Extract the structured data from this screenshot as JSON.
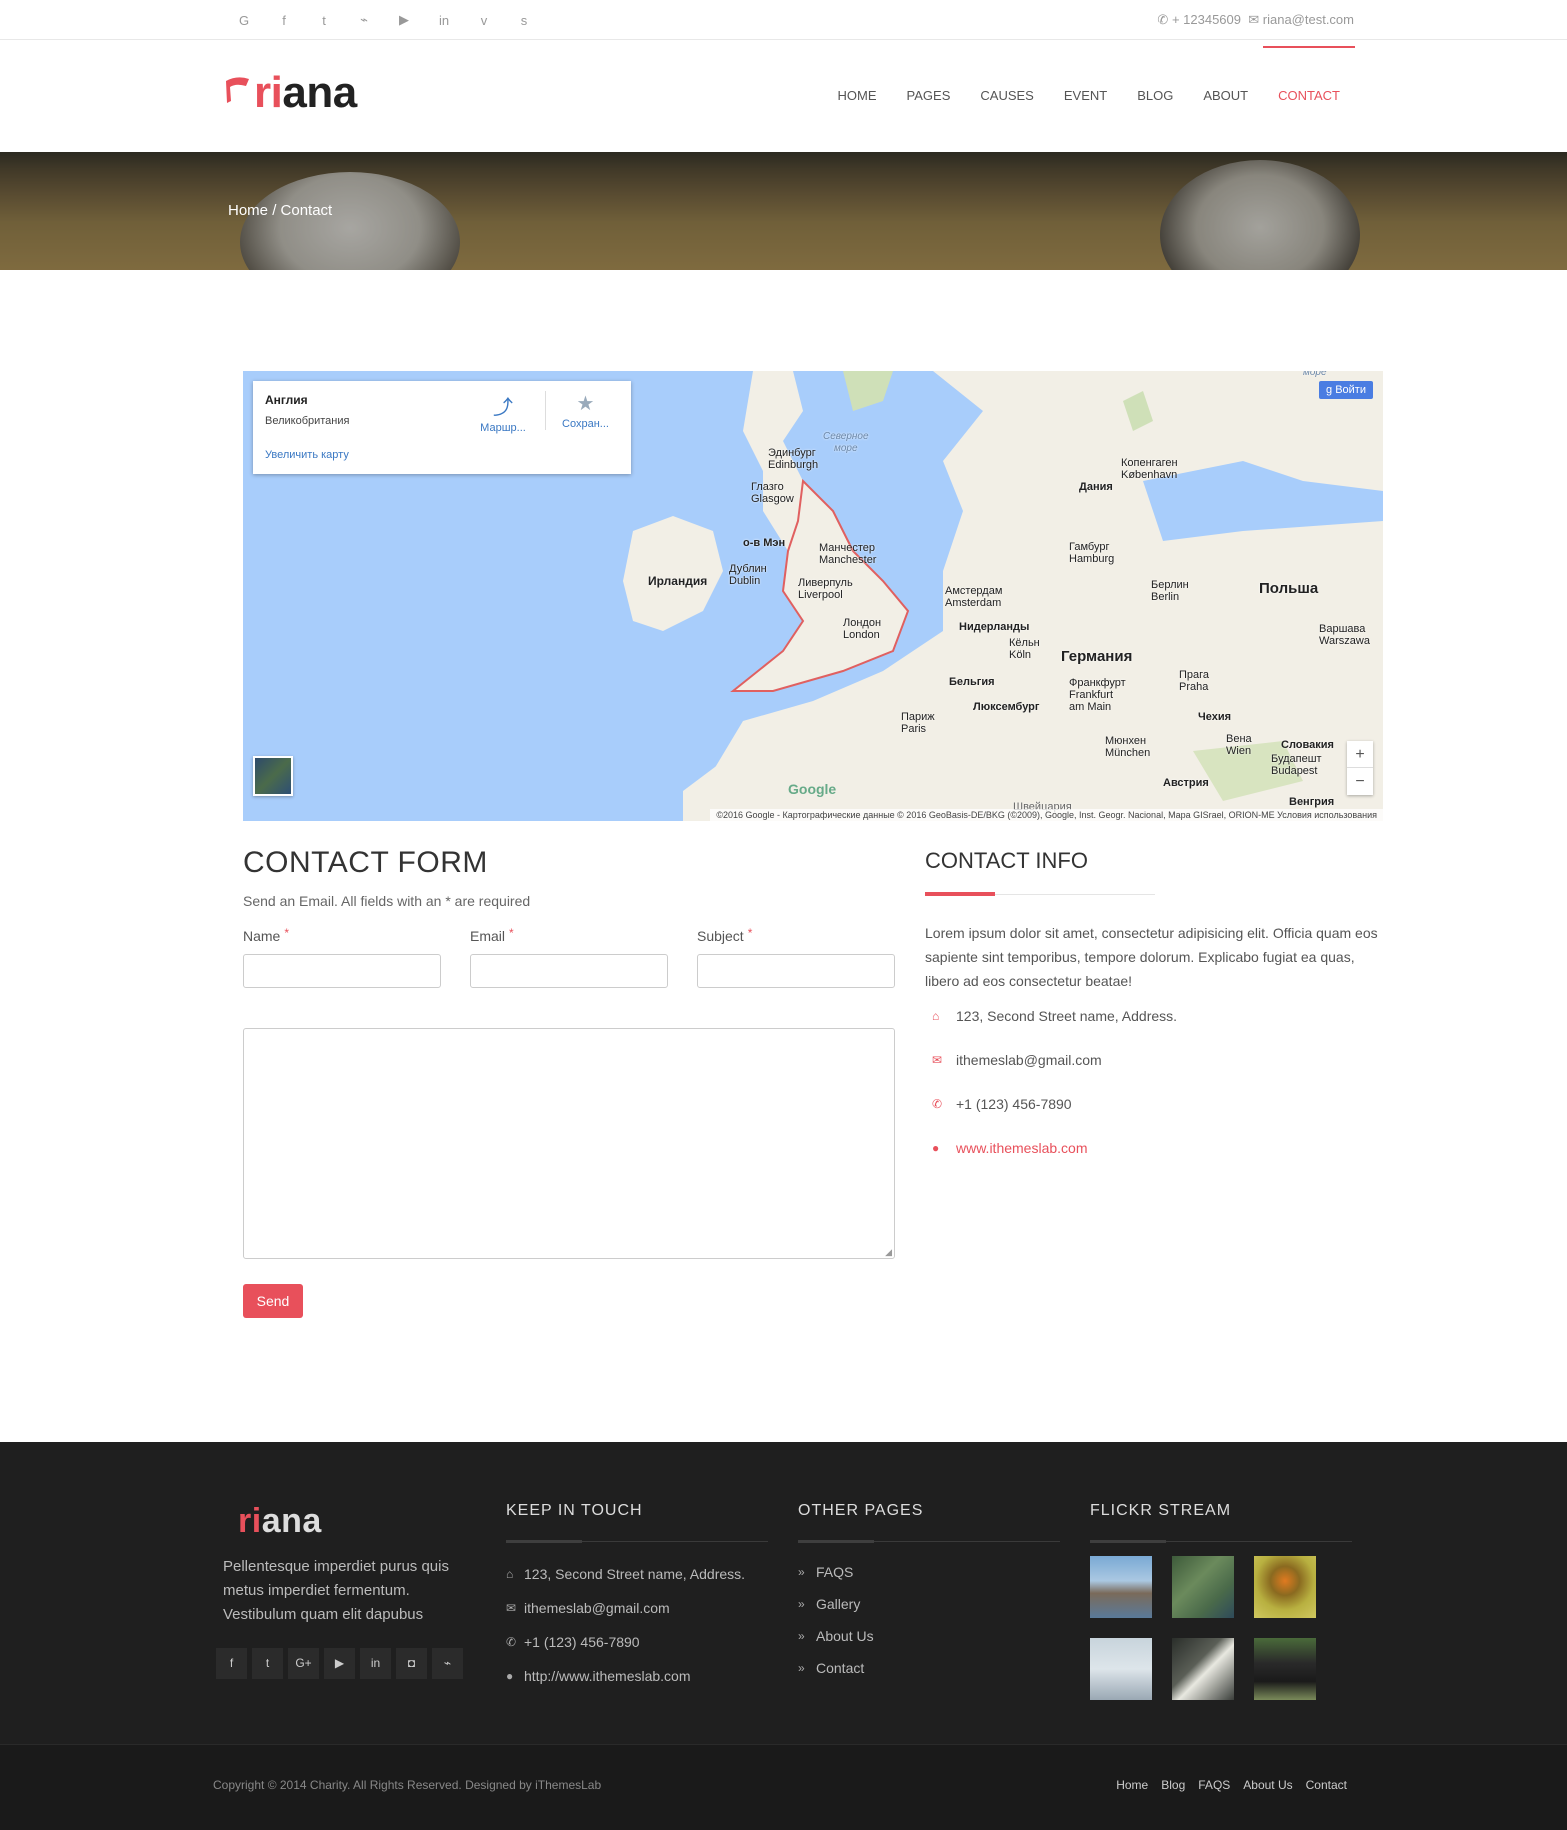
{
  "topbar": {
    "social_icons": [
      "google-icon",
      "facebook-icon",
      "twitter-icon",
      "rss-icon",
      "youtube-icon",
      "linkedin-icon",
      "vimeo-icon",
      "skype-icon"
    ],
    "social_glyphs": [
      "G",
      "f",
      "t",
      "⌁",
      "▶",
      "in",
      "v",
      "s"
    ],
    "phone": "+ 12345609",
    "email": "riana@test.com"
  },
  "header": {
    "logo_r": "ri",
    "logo_rest": "ana",
    "nav": [
      "HOME",
      "PAGES",
      "CAUSES",
      "EVENT",
      "BLOG",
      "ABOUT",
      "CONTACT"
    ],
    "active": "CONTACT"
  },
  "banner": {
    "home": "Home",
    "sep": "/",
    "current": "Contact"
  },
  "map": {
    "card_title": "Англия",
    "card_sub": "Великобритания",
    "card_link": "Увеличить карту",
    "route_label": "Маршр...",
    "save_label": "Сохран...",
    "signin": "Войти",
    "zoom_in": "+",
    "zoom_out": "−",
    "watermark": "Google",
    "attribution": "©2016 Google - Картографические данные © 2016 GeoBasis-DE/BKG (©2009), Google, Inst. Geogr. Nacional, Mapa GISrael, ORION-ME   Условия использования",
    "labels": {
      "north_sea_1": "Северное",
      "north_sea_2": "море",
      "sea_top": "море",
      "edinburgh_ru": "Эдинбург",
      "edinburgh": "Edinburgh",
      "glasgow_ru": "Глазго",
      "glasgow": "Glasgow",
      "isle_of_man": "о-в Мэн",
      "ireland": "Ирландия",
      "dublin_ru": "Дублин",
      "dublin": "Dublin",
      "manchester_ru": "Манчестер",
      "manchester": "Manchester",
      "liverpool_ru": "Ливерпуль",
      "liverpool": "Liverpool",
      "london_ru": "Лондон",
      "london": "London",
      "copenhagen_ru": "Копенгаген",
      "copenhagen": "København",
      "denmark": "Дания",
      "hamburg_ru": "Гамбург",
      "hamburg": "Hamburg",
      "amsterdam_ru": "Амстердам",
      "amsterdam": "Amsterdam",
      "netherlands": "Нидерланды",
      "berlin_ru": "Берлин",
      "berlin": "Berlin",
      "poland": "Польша",
      "warsaw_ru": "Варшава",
      "warsaw": "Warszawa",
      "cologne_ru": "Кёльн",
      "cologne": "Köln",
      "germany": "Германия",
      "belgium": "Бельгия",
      "frankfurt_ru": "Франкфурт",
      "frankfurt": "Frankfurt",
      "am_main": "am Main",
      "prague_ru": "Прага",
      "prague": "Praha",
      "luxembourg": "Люксембург",
      "paris_ru": "Париж",
      "paris": "Paris",
      "czechia": "Чехия",
      "munich_ru": "Мюнхен",
      "munich": "München",
      "vienna_ru": "Вена",
      "vienna": "Wien",
      "slovakia": "Словакия",
      "budapest_ru": "Будапешт",
      "budapest": "Budapest",
      "austria": "Австрия",
      "hungary": "Венгрия",
      "switzerland": "Швейцария"
    }
  },
  "form": {
    "title": "CONTACT FORM",
    "subtitle": "Send an Email. All fields with an * are required",
    "name_label": "Name",
    "email_label": "Email",
    "subject_label": "Subject",
    "req": "*",
    "send": "Send"
  },
  "info": {
    "title": "CONTACT INFO",
    "text": "Lorem ipsum dolor sit amet, consectetur adipisicing elit. Officia quam eos sapiente sint temporibus, tempore dolorum. Explicabo fugiat ea quas, libero ad eos consectetur beatae!",
    "address": "123, Second Street name, Address.",
    "email": "ithemeslab@gmail.com",
    "phone": "+1 (123) 456-7890",
    "website": "www.ithemeslab.com"
  },
  "footer": {
    "logo_r": "ri",
    "logo_rest": "ana",
    "desc": "Pellentesque imperdiet purus quis metus imperdiet fermentum. Vestibulum quam elit dapubus",
    "social_glyphs": [
      "f",
      "t",
      "G+",
      "▶",
      "in",
      "◘",
      "⌁"
    ],
    "keep_title": "KEEP IN TOUCH",
    "address": "123, Second Street name, Address.",
    "email": "ithemeslab@gmail.com",
    "phone": "+1 (123) 456-7890",
    "website": "http://www.ithemeslab.com",
    "pages_title": "OTHER PAGES",
    "pages": [
      "FAQS",
      "Gallery",
      "About Us",
      "Contact"
    ],
    "flickr_title": "FLICKR STREAM"
  },
  "bottom": {
    "copyright": "Copyright © 2014 Charity. All Rights Reserved. Designed by iThemesLab",
    "links": [
      "Home",
      "Blog",
      "FAQS",
      "About Us",
      "Contact"
    ]
  },
  "colors": {
    "accent": "#e8505b",
    "footer_bg": "#1f1f1f"
  }
}
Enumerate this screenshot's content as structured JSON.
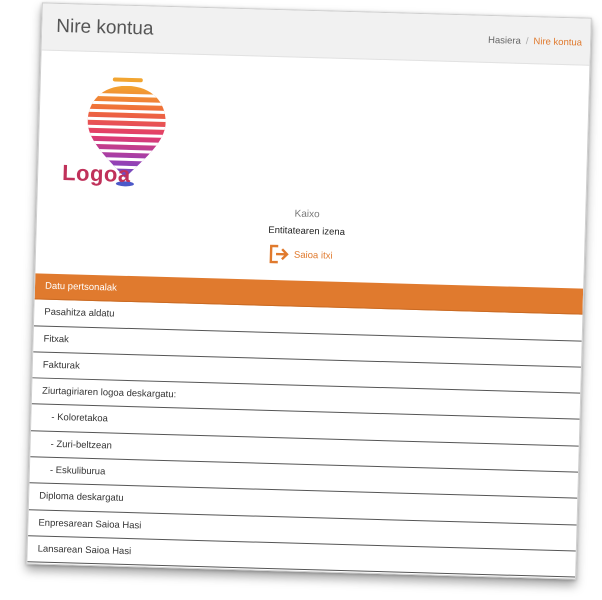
{
  "header": {
    "title": "Nire kontua"
  },
  "breadcrumb": {
    "home": "Hasiera",
    "separator": "/",
    "current": "Nire kontua"
  },
  "logo": {
    "text": "Logoa"
  },
  "user": {
    "greeting": "Kaixo",
    "entity_name": "Entitatearen izena",
    "logout_label": "Saioa itxi"
  },
  "menu": {
    "items": [
      {
        "label": "Datu pertsonalak",
        "active": true
      },
      {
        "label": "Pasahitza aldatu"
      },
      {
        "label": "Fitxak"
      },
      {
        "label": "Fakturak"
      },
      {
        "label": "Ziurtagiriaren logoa deskargatu:"
      },
      {
        "label": "- Koloretakoa"
      },
      {
        "label": "- Zuri-beltzean"
      },
      {
        "label": "- Eskuliburua"
      },
      {
        "label": "Diploma deskargatu"
      },
      {
        "label": "Enpresarean Saioa Hasi"
      },
      {
        "label": "Lansarean Saioa Hasi"
      }
    ]
  },
  "colors": {
    "accent": "#e07a2e",
    "logo_text": "#c0315a"
  }
}
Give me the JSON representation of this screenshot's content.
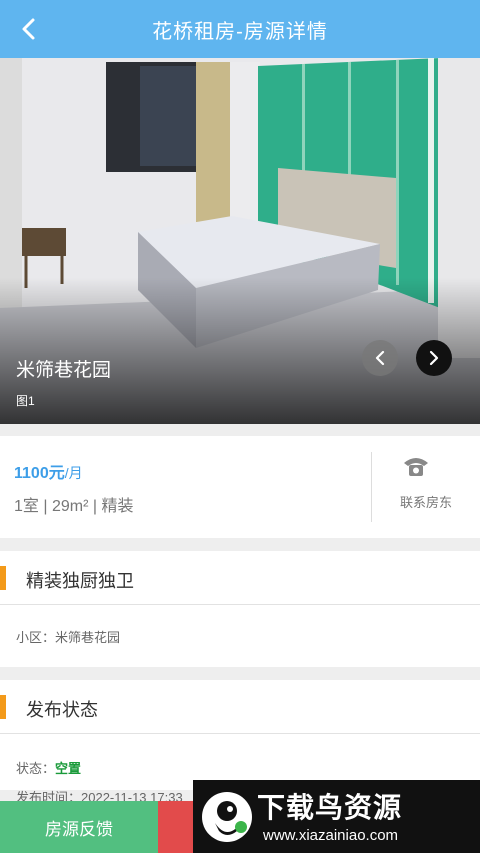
{
  "header": {
    "title": "花桥租房-房源详情",
    "back_icon": "chevron-left-icon"
  },
  "photo": {
    "caption": "米筛巷花园",
    "index_label": "图1",
    "prev_icon": "chevron-left-icon",
    "next_icon": "chevron-right-icon"
  },
  "price_card": {
    "price": "1100元",
    "unit": "/月",
    "specs": "1室 | 29m² | 精装",
    "contact_label": "联系房东",
    "contact_icon": "phone-icon"
  },
  "section1": {
    "title": "精装独厨独卫",
    "community_label": "小区：",
    "community_value": "米筛巷花园"
  },
  "section2": {
    "title": "发布状态",
    "status_label": "状态：",
    "status_value": "空置",
    "publish_time": "发布时间：2022-11-13 17:33"
  },
  "bottom": {
    "feedback_label": "房源反馈"
  },
  "watermark": {
    "title": "下载鸟资源",
    "url": "www.xiazainiao.com"
  },
  "colors": {
    "header": "#5fb5ef",
    "price": "#3d9ee8",
    "accent_bar": "#f39a1a",
    "status": "#1a9a3a",
    "feedback": "#52bf80",
    "red": "#e24b4b"
  }
}
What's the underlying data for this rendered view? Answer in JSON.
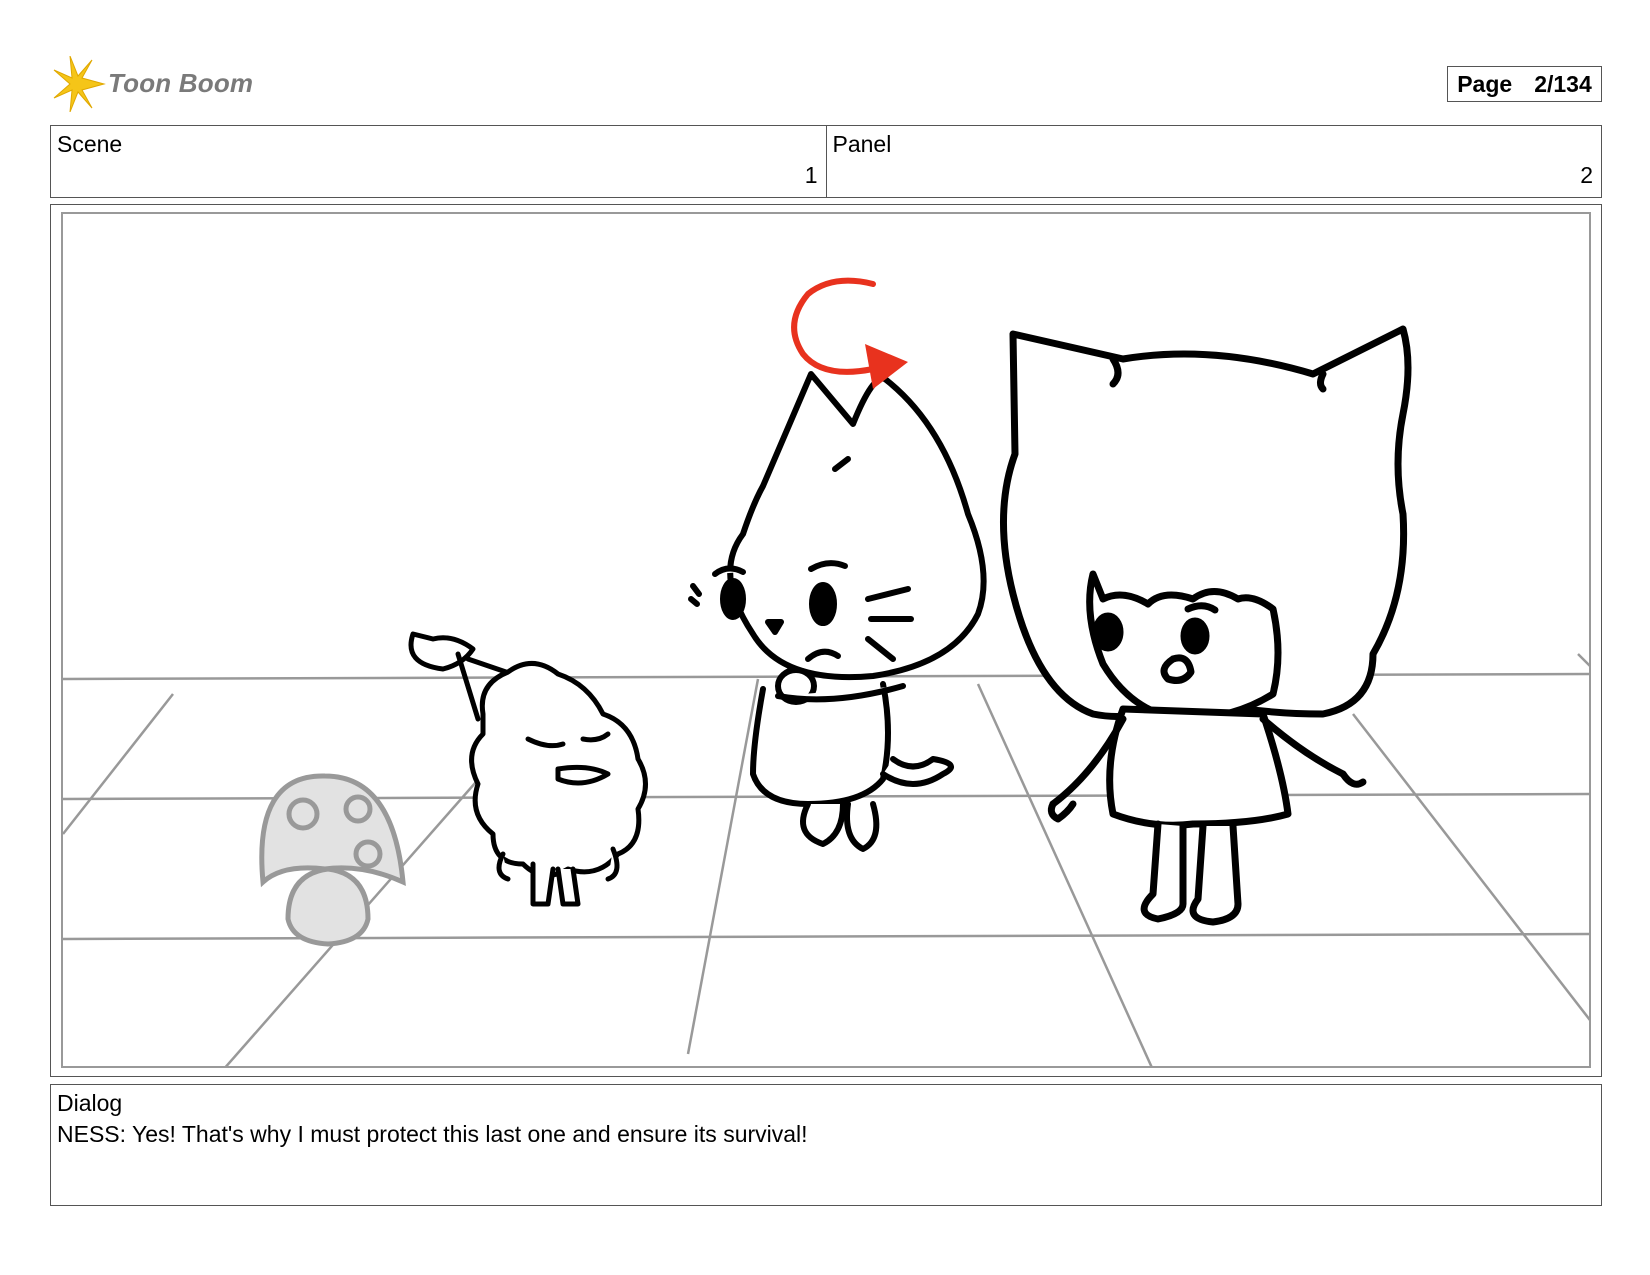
{
  "header": {
    "brand": "Toon Boom",
    "page_label": "Page",
    "page_value": "2/134"
  },
  "info": {
    "scene_label": "Scene",
    "scene_value": "1",
    "panel_label": "Panel",
    "panel_value": "2"
  },
  "dialog": {
    "label": "Dialog",
    "text": "NESS: Yes! That's why I must protect this last one and ensure its survival!"
  },
  "colors": {
    "accent_arrow": "#e8321e",
    "logo_yellow": "#f5c518",
    "line_gray": "#999999"
  },
  "icons": {
    "logo": "starburst-logo-icon"
  }
}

*SET PROBLEM*. State how many lines hold the word "this". The number is the whole answer.

*THE REPLY*. 5